▸ Written task 1:
Repeat the records word for word, starting at the first line and ending at the line that contains "increase-percentage: 66% xyxy=(42,13,140,66)".

▸ Document text:
■ ■ ■ ■ ■

Today I had arranged to go out, be social, play a game, but it got cancelled. I am trying my best to get myself out, talking to people. Doing shit. Even though. Honestly. I really, really don't want to. But I know that this is my demons talking. They want me to isolate. And curl up. And do nothing. And oh god do I want to do that. I have no joy. No enthusiasm. Nothing. I am an empty shell. But despite all that. I am trying. Trying to be something else. To be something I am absolutely not. At points it feels like a complete sham. And pointless. Stupid. It is a war. A messy, shitty, awful, soul destroying war. I am doing my best.

This evening, out of tea, I decided to make a quick supermarket run. Nothing heavy. A few things. Tea. I didn't want to. Exhausted. That perpetually cloying Chronic Fatigue Exhaustion. I reached into my jeans. Poo bags still in there. Why do I still have them. I don't need them anymore. I put them aside.

Athena crossed my mind. Of when she was a pup. Full of life and possibilities. And how it ended.

I went to the supermarket. And cried on the way. So sad. My life is sadness and ashes.

I got to the car park and screamed in the car. I am tortured. Again. Always. I am always in a fucking tortured state. Life is pain to me.

I dried my eyes. Got out. And went into auto pilot around the supermarket. A half step of disassociation with everything. Floating. One foot off the ground. Everything and everyone else like toys. Like a simulation. Unreal. 

The sadness numbed to a background ache. Hollow.

Standing at the checkout. I longed for anyone elses life. Desperate for warmth. Care. Love. A hug. Someone telling me it will be ok. Anything. I could feel it. So very starved. Like a black hole of need. But I stood. Said nothing. Did nothing. Masking.

I came home to an empty house. Made some dinner. Watched some great TV which took me far away, into the story, into their lives, all of mine forgotten.

Today I also spoke to a few people that needed help. Some words of support. Encouragement. Understanding. I can, at least at times, offer some kindness. Despite being bound by horrors. I can still be kind to others. And understand. Something. Useful. Even if just a tiny bit.

On reflection today.

I think. Perhaps the most useful bit of mental health advice to give almost anyone. In almost any situation. It always seems to be an issue. And true. Is to be kind to yourself. When you are suffering. From small to great. When things are at their worst. Remember. To be kind to your poor self. Do not judge yourself harshly. Give yourself a break. Be kind. Rest. It is so common and so easy for most of us to turn on ourselves continually. It always seems to help to remind people to do that for themselves.

■ ■ ■ ■ ■

▸ Data extract:
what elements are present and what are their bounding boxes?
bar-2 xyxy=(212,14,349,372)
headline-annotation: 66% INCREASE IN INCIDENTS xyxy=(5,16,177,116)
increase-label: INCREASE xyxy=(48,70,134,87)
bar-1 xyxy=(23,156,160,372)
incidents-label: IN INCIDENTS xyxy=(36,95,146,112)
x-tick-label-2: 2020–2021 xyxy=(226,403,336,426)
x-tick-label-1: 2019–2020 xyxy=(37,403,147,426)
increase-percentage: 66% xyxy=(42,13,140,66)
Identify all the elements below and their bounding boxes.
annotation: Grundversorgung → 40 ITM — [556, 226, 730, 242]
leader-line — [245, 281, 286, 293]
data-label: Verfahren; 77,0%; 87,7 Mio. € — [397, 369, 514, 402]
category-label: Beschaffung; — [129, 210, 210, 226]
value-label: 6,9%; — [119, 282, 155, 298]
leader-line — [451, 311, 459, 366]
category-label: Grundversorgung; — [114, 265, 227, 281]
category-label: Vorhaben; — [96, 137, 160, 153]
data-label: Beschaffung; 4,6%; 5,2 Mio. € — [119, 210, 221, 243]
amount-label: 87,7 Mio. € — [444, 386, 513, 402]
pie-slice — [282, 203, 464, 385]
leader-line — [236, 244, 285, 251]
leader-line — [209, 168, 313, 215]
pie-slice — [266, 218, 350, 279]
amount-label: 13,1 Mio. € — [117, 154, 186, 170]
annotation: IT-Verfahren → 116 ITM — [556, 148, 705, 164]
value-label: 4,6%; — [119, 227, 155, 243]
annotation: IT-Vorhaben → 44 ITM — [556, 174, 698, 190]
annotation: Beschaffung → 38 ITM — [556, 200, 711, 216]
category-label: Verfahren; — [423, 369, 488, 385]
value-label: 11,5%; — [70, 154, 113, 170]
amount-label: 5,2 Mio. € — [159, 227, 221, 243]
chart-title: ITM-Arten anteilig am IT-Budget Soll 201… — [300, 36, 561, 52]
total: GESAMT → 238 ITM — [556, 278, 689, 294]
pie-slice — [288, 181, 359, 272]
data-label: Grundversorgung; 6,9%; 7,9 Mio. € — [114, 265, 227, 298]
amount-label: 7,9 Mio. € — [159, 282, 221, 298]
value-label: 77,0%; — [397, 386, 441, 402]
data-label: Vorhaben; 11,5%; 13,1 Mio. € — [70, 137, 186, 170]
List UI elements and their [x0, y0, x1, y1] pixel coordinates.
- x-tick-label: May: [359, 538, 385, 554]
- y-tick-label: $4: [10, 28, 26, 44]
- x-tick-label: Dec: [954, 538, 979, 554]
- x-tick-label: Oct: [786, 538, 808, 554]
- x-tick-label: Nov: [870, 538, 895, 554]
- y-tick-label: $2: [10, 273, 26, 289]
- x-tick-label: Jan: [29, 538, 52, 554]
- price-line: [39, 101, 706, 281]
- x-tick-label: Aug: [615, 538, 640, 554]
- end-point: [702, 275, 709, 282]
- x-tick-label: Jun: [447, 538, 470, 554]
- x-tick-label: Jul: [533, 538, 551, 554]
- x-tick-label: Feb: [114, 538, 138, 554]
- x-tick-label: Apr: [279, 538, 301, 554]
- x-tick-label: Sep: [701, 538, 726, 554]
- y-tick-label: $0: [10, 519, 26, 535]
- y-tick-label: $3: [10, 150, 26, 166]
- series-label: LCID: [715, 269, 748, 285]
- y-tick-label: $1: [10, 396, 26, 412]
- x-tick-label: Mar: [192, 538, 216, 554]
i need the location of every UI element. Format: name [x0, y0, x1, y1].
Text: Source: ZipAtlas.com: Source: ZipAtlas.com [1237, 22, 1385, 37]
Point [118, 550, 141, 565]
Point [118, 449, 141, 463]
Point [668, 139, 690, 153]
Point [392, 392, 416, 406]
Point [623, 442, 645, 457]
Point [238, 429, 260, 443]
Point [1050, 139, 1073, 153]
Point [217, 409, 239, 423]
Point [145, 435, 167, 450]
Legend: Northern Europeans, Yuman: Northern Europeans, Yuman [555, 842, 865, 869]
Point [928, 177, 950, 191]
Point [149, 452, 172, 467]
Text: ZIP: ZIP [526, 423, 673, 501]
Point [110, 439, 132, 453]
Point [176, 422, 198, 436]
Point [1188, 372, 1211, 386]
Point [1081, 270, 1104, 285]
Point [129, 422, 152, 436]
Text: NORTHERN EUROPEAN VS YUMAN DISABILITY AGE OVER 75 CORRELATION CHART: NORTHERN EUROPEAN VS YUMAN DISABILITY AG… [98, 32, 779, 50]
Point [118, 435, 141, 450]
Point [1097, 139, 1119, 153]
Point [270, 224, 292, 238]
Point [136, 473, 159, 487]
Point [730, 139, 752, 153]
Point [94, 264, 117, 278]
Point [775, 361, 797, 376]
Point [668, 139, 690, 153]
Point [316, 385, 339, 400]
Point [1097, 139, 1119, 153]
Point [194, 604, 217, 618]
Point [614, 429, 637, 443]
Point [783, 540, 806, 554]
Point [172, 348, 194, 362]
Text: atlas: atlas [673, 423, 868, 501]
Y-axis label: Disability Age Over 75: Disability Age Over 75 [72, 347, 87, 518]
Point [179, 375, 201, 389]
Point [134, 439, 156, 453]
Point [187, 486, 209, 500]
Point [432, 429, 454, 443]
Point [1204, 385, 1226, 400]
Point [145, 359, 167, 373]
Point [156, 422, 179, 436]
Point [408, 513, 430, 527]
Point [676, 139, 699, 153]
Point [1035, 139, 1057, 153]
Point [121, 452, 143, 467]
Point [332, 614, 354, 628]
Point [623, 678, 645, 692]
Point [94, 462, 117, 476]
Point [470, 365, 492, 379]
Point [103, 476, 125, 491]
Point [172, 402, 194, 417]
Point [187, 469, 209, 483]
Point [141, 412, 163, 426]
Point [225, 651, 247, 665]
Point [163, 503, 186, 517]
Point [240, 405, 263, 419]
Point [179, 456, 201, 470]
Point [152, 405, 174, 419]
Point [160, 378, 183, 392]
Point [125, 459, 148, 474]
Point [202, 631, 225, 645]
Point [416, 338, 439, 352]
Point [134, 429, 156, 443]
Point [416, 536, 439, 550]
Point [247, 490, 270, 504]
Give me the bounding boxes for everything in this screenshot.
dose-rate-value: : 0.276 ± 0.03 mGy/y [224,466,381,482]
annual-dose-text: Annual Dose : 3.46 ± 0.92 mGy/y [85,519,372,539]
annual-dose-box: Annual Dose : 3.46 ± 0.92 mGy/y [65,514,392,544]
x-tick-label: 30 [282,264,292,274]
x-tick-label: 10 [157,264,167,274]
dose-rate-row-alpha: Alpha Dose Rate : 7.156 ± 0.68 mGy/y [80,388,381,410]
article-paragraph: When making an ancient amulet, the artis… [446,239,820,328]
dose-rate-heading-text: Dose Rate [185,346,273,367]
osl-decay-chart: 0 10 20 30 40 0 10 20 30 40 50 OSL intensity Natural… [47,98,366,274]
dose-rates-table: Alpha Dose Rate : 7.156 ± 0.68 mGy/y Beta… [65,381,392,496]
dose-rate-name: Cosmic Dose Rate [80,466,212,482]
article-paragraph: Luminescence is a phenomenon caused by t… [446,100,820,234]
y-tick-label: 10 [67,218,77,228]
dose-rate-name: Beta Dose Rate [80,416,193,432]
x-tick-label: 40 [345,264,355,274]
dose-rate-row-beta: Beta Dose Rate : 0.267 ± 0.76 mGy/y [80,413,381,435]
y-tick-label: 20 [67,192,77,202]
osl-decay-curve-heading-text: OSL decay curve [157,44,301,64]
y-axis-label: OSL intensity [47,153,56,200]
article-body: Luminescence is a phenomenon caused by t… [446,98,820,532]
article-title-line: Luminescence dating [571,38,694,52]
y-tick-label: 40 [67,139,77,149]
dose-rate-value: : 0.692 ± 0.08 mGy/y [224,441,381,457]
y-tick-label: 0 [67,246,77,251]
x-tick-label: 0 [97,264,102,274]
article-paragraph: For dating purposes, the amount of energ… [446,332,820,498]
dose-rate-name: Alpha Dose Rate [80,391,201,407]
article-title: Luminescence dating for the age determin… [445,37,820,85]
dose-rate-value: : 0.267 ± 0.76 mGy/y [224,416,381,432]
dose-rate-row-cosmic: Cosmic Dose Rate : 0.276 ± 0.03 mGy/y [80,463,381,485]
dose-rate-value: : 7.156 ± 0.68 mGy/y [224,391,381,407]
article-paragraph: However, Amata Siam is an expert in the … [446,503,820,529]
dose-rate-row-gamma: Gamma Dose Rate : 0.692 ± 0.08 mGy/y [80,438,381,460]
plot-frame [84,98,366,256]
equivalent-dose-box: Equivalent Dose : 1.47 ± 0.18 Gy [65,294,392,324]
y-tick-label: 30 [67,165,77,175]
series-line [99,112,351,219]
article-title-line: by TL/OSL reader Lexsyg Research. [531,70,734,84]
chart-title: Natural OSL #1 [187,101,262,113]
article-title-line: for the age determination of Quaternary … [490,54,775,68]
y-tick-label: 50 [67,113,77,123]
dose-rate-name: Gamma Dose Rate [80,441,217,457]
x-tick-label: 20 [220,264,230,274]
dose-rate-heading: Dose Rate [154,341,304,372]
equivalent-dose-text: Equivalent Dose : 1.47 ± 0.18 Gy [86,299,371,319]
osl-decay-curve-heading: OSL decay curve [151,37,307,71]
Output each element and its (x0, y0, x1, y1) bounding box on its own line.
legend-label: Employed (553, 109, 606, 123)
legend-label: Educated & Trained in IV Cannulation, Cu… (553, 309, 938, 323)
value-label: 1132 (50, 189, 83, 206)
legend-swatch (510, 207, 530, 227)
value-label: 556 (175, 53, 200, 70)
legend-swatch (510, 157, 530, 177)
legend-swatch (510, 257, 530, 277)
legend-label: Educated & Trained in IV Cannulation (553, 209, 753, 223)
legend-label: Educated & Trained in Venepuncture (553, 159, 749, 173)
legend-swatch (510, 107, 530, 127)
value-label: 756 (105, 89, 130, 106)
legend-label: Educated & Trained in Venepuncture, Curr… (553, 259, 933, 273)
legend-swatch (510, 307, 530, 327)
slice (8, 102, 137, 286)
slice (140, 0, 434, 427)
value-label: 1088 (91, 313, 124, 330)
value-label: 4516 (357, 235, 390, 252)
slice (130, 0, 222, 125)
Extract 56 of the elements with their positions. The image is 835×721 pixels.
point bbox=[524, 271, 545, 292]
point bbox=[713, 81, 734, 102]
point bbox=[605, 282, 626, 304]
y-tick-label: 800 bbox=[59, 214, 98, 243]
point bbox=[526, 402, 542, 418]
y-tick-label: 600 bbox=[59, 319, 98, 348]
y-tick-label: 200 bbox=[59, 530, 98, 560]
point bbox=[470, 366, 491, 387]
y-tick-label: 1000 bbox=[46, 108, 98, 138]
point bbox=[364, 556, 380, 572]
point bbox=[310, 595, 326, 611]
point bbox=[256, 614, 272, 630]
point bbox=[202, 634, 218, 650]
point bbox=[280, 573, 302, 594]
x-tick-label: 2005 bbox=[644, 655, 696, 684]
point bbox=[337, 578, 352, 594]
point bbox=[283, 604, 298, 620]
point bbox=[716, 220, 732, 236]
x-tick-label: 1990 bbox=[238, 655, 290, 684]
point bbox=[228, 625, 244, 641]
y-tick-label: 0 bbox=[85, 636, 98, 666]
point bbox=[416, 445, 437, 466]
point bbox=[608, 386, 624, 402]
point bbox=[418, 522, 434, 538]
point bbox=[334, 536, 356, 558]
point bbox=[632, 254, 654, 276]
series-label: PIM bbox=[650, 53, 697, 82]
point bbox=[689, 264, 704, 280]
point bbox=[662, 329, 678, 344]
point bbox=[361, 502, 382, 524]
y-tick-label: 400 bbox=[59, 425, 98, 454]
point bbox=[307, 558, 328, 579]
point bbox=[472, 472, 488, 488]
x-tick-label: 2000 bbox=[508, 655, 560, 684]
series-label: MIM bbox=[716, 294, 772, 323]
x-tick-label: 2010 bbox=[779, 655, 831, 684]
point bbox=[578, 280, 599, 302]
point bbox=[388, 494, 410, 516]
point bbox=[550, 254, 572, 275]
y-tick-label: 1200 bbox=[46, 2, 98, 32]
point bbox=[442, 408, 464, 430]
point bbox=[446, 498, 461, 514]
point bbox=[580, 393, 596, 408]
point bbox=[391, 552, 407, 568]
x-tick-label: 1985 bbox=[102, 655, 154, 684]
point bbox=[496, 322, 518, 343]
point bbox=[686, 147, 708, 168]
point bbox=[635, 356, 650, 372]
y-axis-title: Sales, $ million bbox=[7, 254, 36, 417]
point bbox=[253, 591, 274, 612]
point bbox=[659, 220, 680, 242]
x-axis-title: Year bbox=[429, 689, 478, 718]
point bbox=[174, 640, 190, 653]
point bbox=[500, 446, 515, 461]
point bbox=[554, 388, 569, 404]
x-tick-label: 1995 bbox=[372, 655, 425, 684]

■ ■ ■ ■ ■

▸ Written task 2:
From the personal account of a difficult day, quote the passage starting at "I came home" and ending at "a tiny bit.".

▸ Result 1:
what elements are present and what are their bounding boxes?
bar-2 xyxy=(212,14,349,372)
headline-annotation: 66% INCREASE IN INCIDENTS xyxy=(5,16,177,116)
increase-label: INCREASE xyxy=(48,70,134,87)
bar-1 xyxy=(23,156,160,372)
incidents-label: IN INCIDENTS xyxy=(36,95,146,112)
x-tick-label-2: 2020–2021 xyxy=(226,403,336,426)
x-tick-label-1: 2019–2020 xyxy=(37,403,147,426)
increase-percentage: 66% xyxy=(42,13,140,66)

▸ Result 2:
I came home to an empty house. Made some dinner. Watched some great TV which took me far away, into the story, into their lives, all of mine forgotten.

Today I also spoke to a few people that needed help. Some words of support. Encouragement. Understanding. I can, at least at times, offer some kindness. Despite being bound by horrors. I can still be kind to others. And understand. Something. Useful. Even if just a tiny bit.